What you have to do:
Copy out every one of the rows below word for word.

Recorded information:
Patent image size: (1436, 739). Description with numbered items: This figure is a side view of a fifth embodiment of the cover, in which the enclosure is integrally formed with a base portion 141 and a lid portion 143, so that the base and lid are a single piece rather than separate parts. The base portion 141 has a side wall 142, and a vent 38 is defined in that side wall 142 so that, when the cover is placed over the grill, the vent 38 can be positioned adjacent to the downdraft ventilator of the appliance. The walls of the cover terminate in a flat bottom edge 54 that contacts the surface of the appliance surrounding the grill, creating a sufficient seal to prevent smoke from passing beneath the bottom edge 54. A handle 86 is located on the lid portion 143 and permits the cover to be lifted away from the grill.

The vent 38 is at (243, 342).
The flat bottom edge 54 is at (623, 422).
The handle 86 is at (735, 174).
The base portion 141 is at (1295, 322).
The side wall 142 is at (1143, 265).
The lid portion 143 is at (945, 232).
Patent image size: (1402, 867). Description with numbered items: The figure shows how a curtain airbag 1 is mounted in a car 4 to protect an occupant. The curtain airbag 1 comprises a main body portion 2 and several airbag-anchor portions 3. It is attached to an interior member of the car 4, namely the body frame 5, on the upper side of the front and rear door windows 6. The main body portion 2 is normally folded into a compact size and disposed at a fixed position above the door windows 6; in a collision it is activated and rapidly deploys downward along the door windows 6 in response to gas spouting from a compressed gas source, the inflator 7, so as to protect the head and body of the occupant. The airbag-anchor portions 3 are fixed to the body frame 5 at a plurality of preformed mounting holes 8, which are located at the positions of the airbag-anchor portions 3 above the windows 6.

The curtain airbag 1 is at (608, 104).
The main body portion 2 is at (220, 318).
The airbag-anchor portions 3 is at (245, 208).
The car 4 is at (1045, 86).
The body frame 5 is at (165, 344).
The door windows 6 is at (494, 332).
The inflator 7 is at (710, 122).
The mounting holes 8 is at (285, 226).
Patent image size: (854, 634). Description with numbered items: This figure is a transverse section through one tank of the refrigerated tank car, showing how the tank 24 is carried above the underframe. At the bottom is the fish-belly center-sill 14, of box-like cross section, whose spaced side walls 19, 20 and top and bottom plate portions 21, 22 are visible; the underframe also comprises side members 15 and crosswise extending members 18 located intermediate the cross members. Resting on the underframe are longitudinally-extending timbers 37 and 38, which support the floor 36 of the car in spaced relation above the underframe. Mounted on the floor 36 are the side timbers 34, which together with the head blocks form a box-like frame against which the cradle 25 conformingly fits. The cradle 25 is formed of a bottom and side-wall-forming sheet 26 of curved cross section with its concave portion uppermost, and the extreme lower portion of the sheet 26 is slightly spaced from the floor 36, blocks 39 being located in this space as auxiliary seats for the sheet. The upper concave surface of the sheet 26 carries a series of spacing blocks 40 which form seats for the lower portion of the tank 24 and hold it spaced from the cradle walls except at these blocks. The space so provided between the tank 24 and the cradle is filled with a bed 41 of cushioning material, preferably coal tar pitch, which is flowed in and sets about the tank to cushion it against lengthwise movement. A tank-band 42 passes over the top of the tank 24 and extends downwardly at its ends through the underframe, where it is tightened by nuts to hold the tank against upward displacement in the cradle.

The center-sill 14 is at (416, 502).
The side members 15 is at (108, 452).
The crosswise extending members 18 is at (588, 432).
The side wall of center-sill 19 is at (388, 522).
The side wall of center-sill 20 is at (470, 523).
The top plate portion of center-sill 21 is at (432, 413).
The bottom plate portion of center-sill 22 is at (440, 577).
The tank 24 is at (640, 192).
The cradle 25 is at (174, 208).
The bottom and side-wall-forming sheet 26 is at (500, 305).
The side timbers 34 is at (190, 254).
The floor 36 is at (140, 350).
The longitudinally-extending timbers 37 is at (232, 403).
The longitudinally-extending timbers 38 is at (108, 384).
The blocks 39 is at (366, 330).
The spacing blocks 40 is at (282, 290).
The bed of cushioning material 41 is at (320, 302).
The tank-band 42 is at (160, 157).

Output for this task:
Patent image size: (1436, 739). Description with numbered items: This figure is a side view of a fifth embodiment of the cover, in which the enclosure is integrally formed with a base portion 141 and a lid portion 143, so that the base and lid are a single piece rather than separate parts. The base portion 141 has a side wall 142, and a vent 38 is defined in that side wall 142 so that, when the cover is placed over the grill, the vent 38 can be positioned adjacent to the downdraft ventilator of the appliance. The walls of the cover terminate in a flat bottom edge 54 that contacts the surface of the appliance surrounding the grill, creating a sufficient seal to prevent smoke from passing beneath the bottom edge 54. A handle 86 is located on the lid portion 143 and permits the cover to be lifted away from the grill.

The vent 38 is at (243, 342).
The flat bottom edge 54 is at (623, 422).
The handle 86 is at (735, 174).
The base portion 141 is at (1295, 322).
The side wall 142 is at (1143, 265).
The lid portion 143 is at (945, 232).
Patent image size: (1402, 867). Description with numbered items: The figure shows how a curtain airbag 1 is mounted in a car 4 to protect an occupant. The curtain airbag 1 comprises a main body portion 2 and several airbag-anchor portions 3. It is attached to an interior member of the car 4, namely the body frame 5, on the upper side of the front and rear door windows 6. The main body portion 2 is normally folded into a compact size and disposed at a fixed position above the door windows 6; in a collision it is activated and rapidly deploys downward along the door windows 6 in response to gas spouting from a compressed gas source, the inflator 7, so as to protect the head and body of the occupant. The airbag-anchor portions 3 are fixed to the body frame 5 at a plurality of preformed mounting holes 8, which are located at the positions of the airbag-anchor portions 3 above the windows 6.

The curtain airbag 1 is at (608, 104).
The main body portion 2 is at (220, 318).
The airbag-anchor portions 3 is at (245, 208).
The car 4 is at (1045, 86).
The body frame 5 is at (165, 344).
The door windows 6 is at (494, 332).
The inflator 7 is at (710, 122).
The mounting holes 8 is at (285, 226).
Patent image size: (854, 634). Description with numbered items: This figure is a transverse section through one tank of the refrigerated tank car, showing how the tank 24 is carried above the underframe. At the bottom is the fish-belly center-sill 14, of box-like cross section, whose spaced side walls 19, 20 and top and bottom plate portions 21, 22 are visible; the underframe also comprises side members 15 and crosswise extending members 18 located intermediate the cross members. Resting on the underframe are longitudinally-extending timbers 37 and 38, which support the floor 36 of the car in spaced relation above the underframe. Mounted on the floor 36 are the side timbers 34, which together with the head blocks form a box-like frame against which the cradle 25 conformingly fits. The cradle 25 is formed of a bottom and side-wall-forming sheet 26 of curved cross section with its concave portion uppermost, and the extreme lower portion of the sheet 26 is slightly spaced from the floor 36, blocks 39 being located in this space as auxiliary seats for the sheet. The upper concave surface of the sheet 26 carries a series of spacing blocks 40 which form seats for the lower portion of the tank 24 and hold it spaced from the cradle walls except at these blocks. The space so provided between the tank 24 and the cradle is filled with a bed 41 of cushioning material, preferably coal tar pitch, which is flowed in and sets about the tank to cushion it against lengthwise movement. A tank-band 42 passes over the top of the tank 24 and extends downwardly at its ends through the underframe, where it is tightened by nuts to hold the tank against upward displacement in the cradle.

The center-sill 14 is at (416, 502).
The side members 15 is at (108, 452).
The crosswise extending members 18 is at (588, 432).
The side wall of center-sill 19 is at (388, 522).
The side wall of center-sill 20 is at (470, 523).
The top plate portion of center-sill 21 is at (432, 413).
The bottom plate portion of center-sill 22 is at (440, 577).
The tank 24 is at (640, 192).
The cradle 25 is at (174, 208).
The bottom and side-wall-forming sheet 26 is at (500, 305).
The side timbers 34 is at (190, 254).
The floor 36 is at (140, 350).
The longitudinally-extending timbers 37 is at (232, 403).
The longitudinally-extending timbers 38 is at (108, 384).
The blocks 39 is at (366, 330).
The spacing blocks 40 is at (282, 290).
The bed of cushioning material 41 is at (320, 302).
The tank-band 42 is at (160, 157).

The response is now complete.